→ INSTRUCTION
Omit the pictures and output every entry below exactly as written.

START

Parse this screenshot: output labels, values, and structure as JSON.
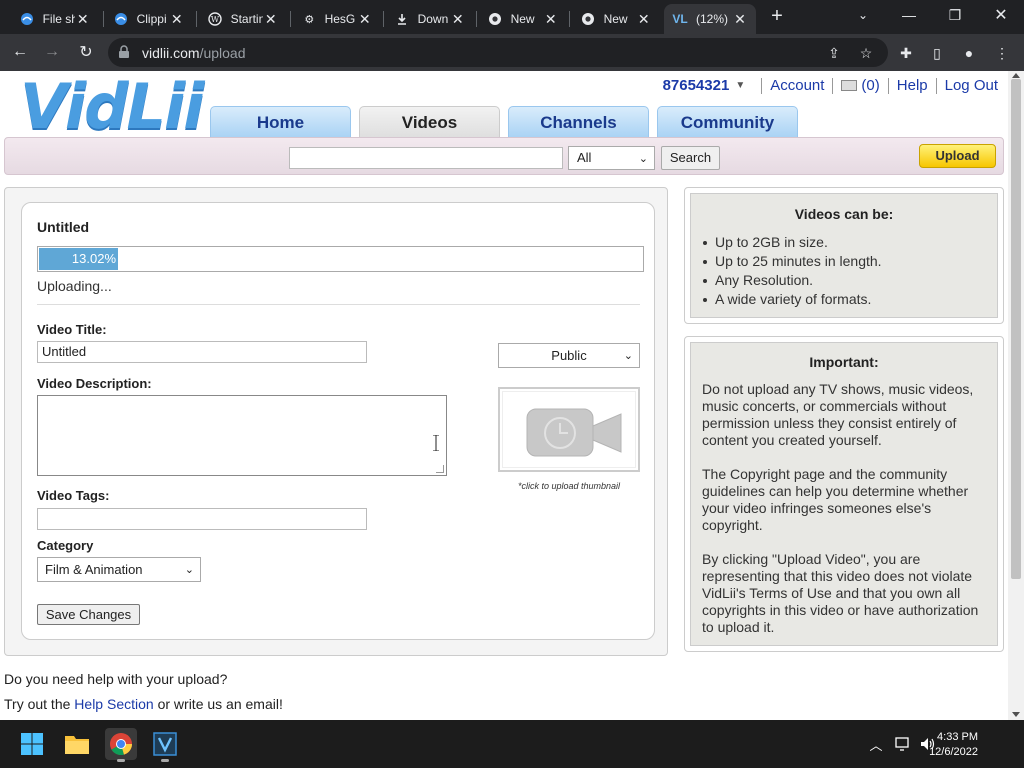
{
  "browser": {
    "tabs": [
      {
        "title": "File sh",
        "icon": "edge-icon"
      },
      {
        "title": "Clippi",
        "icon": "edge-icon"
      },
      {
        "title": "Startin",
        "icon": "wordpress-icon"
      },
      {
        "title": "HesG",
        "icon": "hes-icon"
      },
      {
        "title": "Down",
        "icon": "download-icon"
      },
      {
        "title": "New",
        "icon": "chrome-icon"
      },
      {
        "title": "New",
        "icon": "chrome-icon"
      },
      {
        "title": "(12%)",
        "icon": "vidlii-icon"
      }
    ],
    "url_host": "vidlii.com",
    "url_path": "/upload"
  },
  "site": {
    "logo": "VidLii",
    "user": {
      "name": "87654321",
      "account": "Account",
      "messages": "(0)",
      "help": "Help",
      "logout": "Log Out"
    },
    "nav": [
      {
        "label": "Home"
      },
      {
        "label": "Videos"
      },
      {
        "label": "Channels"
      },
      {
        "label": "Community"
      }
    ],
    "search": {
      "value": "",
      "scope": "All",
      "button": "Search",
      "upload_button": "Upload"
    }
  },
  "upload": {
    "file_name": "Untitled",
    "progress_text": "13.02%",
    "progress_value": 0.1302,
    "status": "Uploading...",
    "title_label": "Video Title:",
    "title_value": "Untitled",
    "privacy": "Public",
    "description_label": "Video Description:",
    "description_value": "",
    "thumbnail_caption": "*click to upload thumbnail",
    "tags_label": "Video Tags:",
    "tags_value": "",
    "category_label": "Category",
    "category_value": "Film & Animation",
    "save_button": "Save Changes"
  },
  "sidebar": {
    "info_title": "Videos can be:",
    "info_items": [
      "Up to 2GB in size.",
      "Up to 25 minutes in length.",
      "Any Resolution.",
      "A wide variety of formats."
    ],
    "important_title": "Important:",
    "important_paragraphs": [
      "Do not upload any TV shows, music videos, music concerts, or commercials without permission unless they consist entirely of content you created yourself.",
      "The Copyright page and the community guidelines can help you determine whether your video infringes someones else's copyright.",
      "By clicking \"Upload Video\", you are representing that this video does not violate VidLii's Terms of Use and that you own all copyrights in this video or have authorization to upload it."
    ]
  },
  "help": {
    "line1": "Do you need help with your upload?",
    "line2_prefix": "Try out the ",
    "line2_link": "Help Section",
    "line2_suffix": " or write us an email!"
  },
  "taskbar": {
    "time": "4:33 PM",
    "date": "12/6/2022"
  },
  "colors": {
    "accent_blue": "#4a9de0",
    "link_blue": "#1b3aa8",
    "progress_fill": "#5fa7d6",
    "upload_yellow": "#f7c600"
  }
}
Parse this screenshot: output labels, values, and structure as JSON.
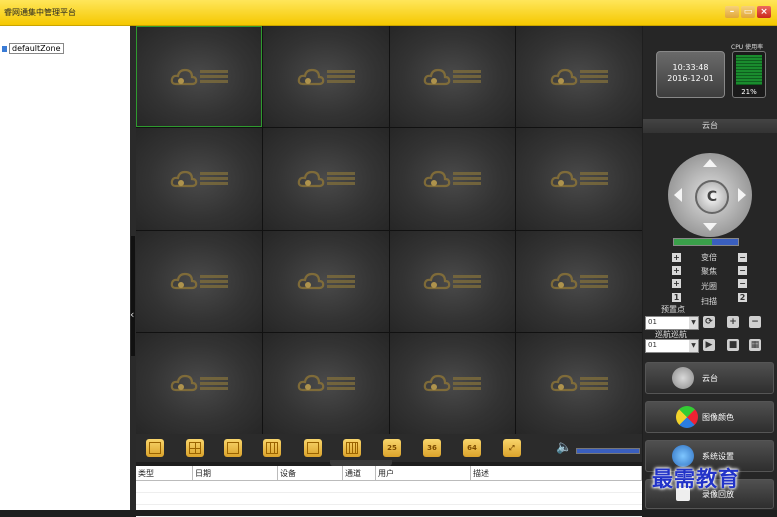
{
  "window": {
    "title": "睿网通集中管理平台",
    "min": "–",
    "max": "▭",
    "close": "×"
  },
  "tree": {
    "root_label": "defaultZone"
  },
  "video_grid": {
    "cells": 16,
    "brand_text": "睿网通"
  },
  "toolbar": {
    "layouts": [
      "1",
      "4",
      "6",
      "9",
      "13",
      "16",
      "25",
      "36",
      "64",
      "full"
    ],
    "labels": {
      "l25": "25",
      "l36": "36",
      "l64": "64"
    }
  },
  "events": {
    "columns": [
      "类型",
      "日期",
      "设备",
      "通道",
      "用户",
      "描述"
    ]
  },
  "status": {
    "time": "10:33:48",
    "date": "2016-12-01",
    "cpu_label": "CPU 使用率",
    "cpu_pct": "21%"
  },
  "ptz_panel": {
    "header": "云台",
    "rows": [
      {
        "label": "变倍"
      },
      {
        "label": "聚焦"
      },
      {
        "label": "光圈"
      },
      {
        "label": "扫描",
        "left": "1",
        "right": "2"
      }
    ],
    "preset_label": "预置点",
    "preset_value": "01",
    "cruise_label": "巡航巡航",
    "cruise_value": "01"
  },
  "buttons": {
    "ptz": "云台",
    "color": "图像颜色",
    "settings": "系统设置",
    "record": "录像回放"
  },
  "watermark": "最需教育"
}
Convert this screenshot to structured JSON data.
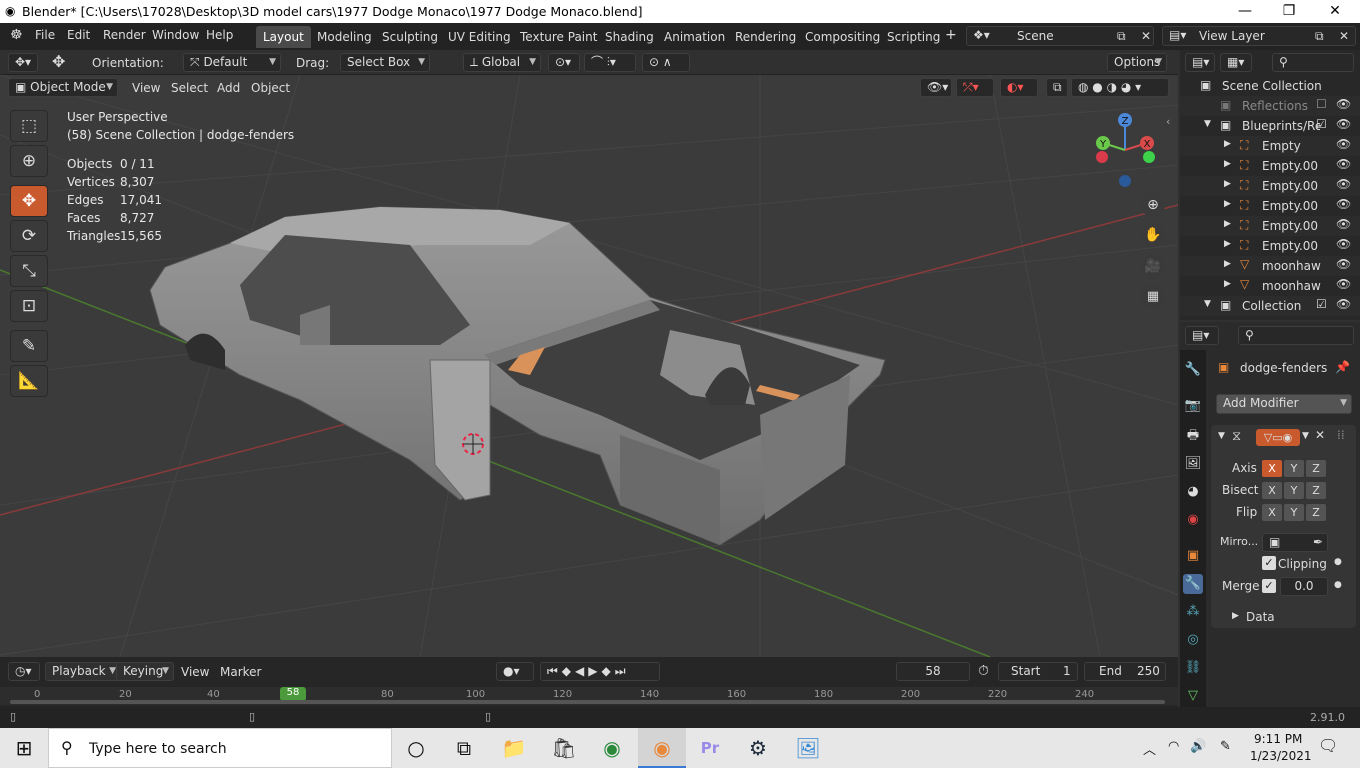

END

→ ANSWER
Parse this screenshot: output labels, values, and structure as JSON.
{
  "browser": {
    "tabs": [
      {
        "title": "File sh",
        "icon": "edge-icon"
      },
      {
        "title": "Clippi",
        "icon": "edge-icon"
      },
      {
        "title": "Startin",
        "icon": "wordpress-icon"
      },
      {
        "title": "HesG",
        "icon": "hes-icon"
      },
      {
        "title": "Down",
        "icon": "download-icon"
      },
      {
        "title": "New",
        "icon": "chrome-icon"
      },
      {
        "title": "New",
        "icon": "chrome-icon"
      },
      {
        "title": "(12%)",
        "icon": "vidlii-icon"
      }
    ],
    "url_host": "vidlii.com",
    "url_path": "/upload"
  },
  "site": {
    "logo": "VidLii",
    "user": {
      "name": "87654321",
      "account": "Account",
      "messages": "(0)",
      "help": "Help",
      "logout": "Log Out"
    },
    "nav": [
      {
        "label": "Home"
      },
      {
        "label": "Videos"
      },
      {
        "label": "Channels"
      },
      {
        "label": "Community"
      }
    ],
    "search": {
      "value": "",
      "scope": "All",
      "button": "Search",
      "upload_button": "Upload"
    }
  },
  "upload": {
    "file_name": "Untitled",
    "progress_text": "13.02%",
    "progress_value": 0.1302,
    "status": "Uploading...",
    "title_label": "Video Title:",
    "title_value": "Untitled",
    "privacy": "Public",
    "description_label": "Video Description:",
    "description_value": "",
    "thumbnail_caption": "*click to upload thumbnail",
    "tags_label": "Video Tags:",
    "tags_value": "",
    "category_label": "Category",
    "category_value": "Film & Animation",
    "save_button": "Save Changes"
  },
  "sidebar": {
    "info_title": "Videos can be:",
    "info_items": [
      "Up to 2GB in size.",
      "Up to 25 minutes in length.",
      "Any Resolution.",
      "A wide variety of formats."
    ],
    "important_title": "Important:",
    "important_paragraphs": [
      "Do not upload any TV shows, music videos, music concerts, or commercials without permission unless they consist entirely of content you created yourself.",
      "The Copyright page and the community guidelines can help you determine whether your video infringes someones else's copyright.",
      "By clicking \"Upload Video\", you are representing that this video does not violate VidLii's Terms of Use and that you own all copyrights in this video or have authorization to upload it."
    ]
  },
  "help": {
    "line1": "Do you need help with your upload?",
    "line2_prefix": "Try out the ",
    "line2_link": "Help Section",
    "line2_suffix": " or write us an email!"
  },
  "taskbar": {
    "time": "4:33 PM",
    "date": "12/6/2022"
  },
  "colors": {
    "accent_blue": "#4a9de0",
    "link_blue": "#1b3aa8",
    "progress_fill": "#5fa7d6",
    "upload_yellow": "#f7c600"
  }
}
Parse this screenshot: output labels, values, and structure as JSON.
{
  "window": {
    "title": "睿网通集中管理平台",
    "min": "–",
    "max": "▭",
    "close": "×"
  },
  "tree": {
    "root_label": "defaultZone"
  },
  "video_grid": {
    "cells": 16,
    "brand_text": "睿网通"
  },
  "toolbar": {
    "layouts": [
      "1",
      "4",
      "6",
      "9",
      "13",
      "16",
      "25",
      "36",
      "64",
      "full"
    ],
    "labels": {
      "l25": "25",
      "l36": "36",
      "l64": "64"
    }
  },
  "events": {
    "columns": [
      "类型",
      "日期",
      "设备",
      "通道",
      "用户",
      "描述"
    ]
  },
  "status": {
    "time": "10:33:48",
    "date": "2016-12-01",
    "cpu_label": "CPU 使用率",
    "cpu_pct": "21%"
  },
  "ptz_panel": {
    "header": "云台",
    "rows": [
      {
        "label": "变倍"
      },
      {
        "label": "聚焦"
      },
      {
        "label": "光圈"
      },
      {
        "label": "扫描",
        "left": "1",
        "right": "2"
      }
    ],
    "preset_label": "预置点",
    "preset_value": "01",
    "cruise_label": "巡航巡航",
    "cruise_value": "01"
  },
  "buttons": {
    "ptz": "云台",
    "color": "图像颜色",
    "settings": "系统设置",
    "record": "录像回放"
  },
  "watermark": "最需教育"
}
Convert this screenshot to structured JSON data.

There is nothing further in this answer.